** Start DATA EXCERPTS **
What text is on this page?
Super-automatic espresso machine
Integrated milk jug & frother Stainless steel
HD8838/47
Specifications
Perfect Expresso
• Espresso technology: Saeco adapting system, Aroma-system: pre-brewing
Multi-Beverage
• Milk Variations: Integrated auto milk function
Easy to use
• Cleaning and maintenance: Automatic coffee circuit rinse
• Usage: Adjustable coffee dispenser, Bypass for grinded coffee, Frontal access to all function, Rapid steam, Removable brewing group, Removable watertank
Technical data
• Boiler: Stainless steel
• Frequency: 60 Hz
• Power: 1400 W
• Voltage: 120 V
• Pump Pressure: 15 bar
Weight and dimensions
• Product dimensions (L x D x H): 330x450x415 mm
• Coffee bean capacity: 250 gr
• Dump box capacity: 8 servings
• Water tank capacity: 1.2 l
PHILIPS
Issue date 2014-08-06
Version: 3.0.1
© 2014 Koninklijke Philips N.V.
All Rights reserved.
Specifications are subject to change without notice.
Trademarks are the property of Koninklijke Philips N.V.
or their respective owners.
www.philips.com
** End DATA EXCERPTS **
The listing above must be transcribed exactly, line by line.

(FINAL RESULT):
What text is on this page?
Super-automatic espresso machine
Integrated milk jug & frother Stainless steel
HD8838/47
Specifications
Perfect Expresso
• Espresso technology: Saeco adapting system, Aroma-system: pre-brewing
Multi-Beverage
• Milk Variations: Integrated auto milk function
Easy to use
• Cleaning and maintenance: Automatic coffee circuit rinse
• Usage: Adjustable coffee dispenser, Bypass for grinded coffee, Frontal access to all function, Rapid steam, Removable brewing group, Removable watertank
Technical data
• Boiler: Stainless steel
• Frequency: 60 Hz
• Power: 1400 W
• Voltage: 120 V
• Pump Pressure: 15 bar
Weight and dimensions
• Product dimensions (L x D x H): 330x450x415 mm
• Coffee bean capacity: 250 gr
• Dump box capacity: 8 servings
• Water tank capacity: 1.2 l
PHILIPS
Issue date 2014-08-06
Version: 3.0.1
© 2014 Koninklijke Philips N.V.
All Rights reserved.
Specifications are subject to change without notice.
Trademarks are the property of Koninklijke Philips N.V.
or their respective owners.
www.philips.com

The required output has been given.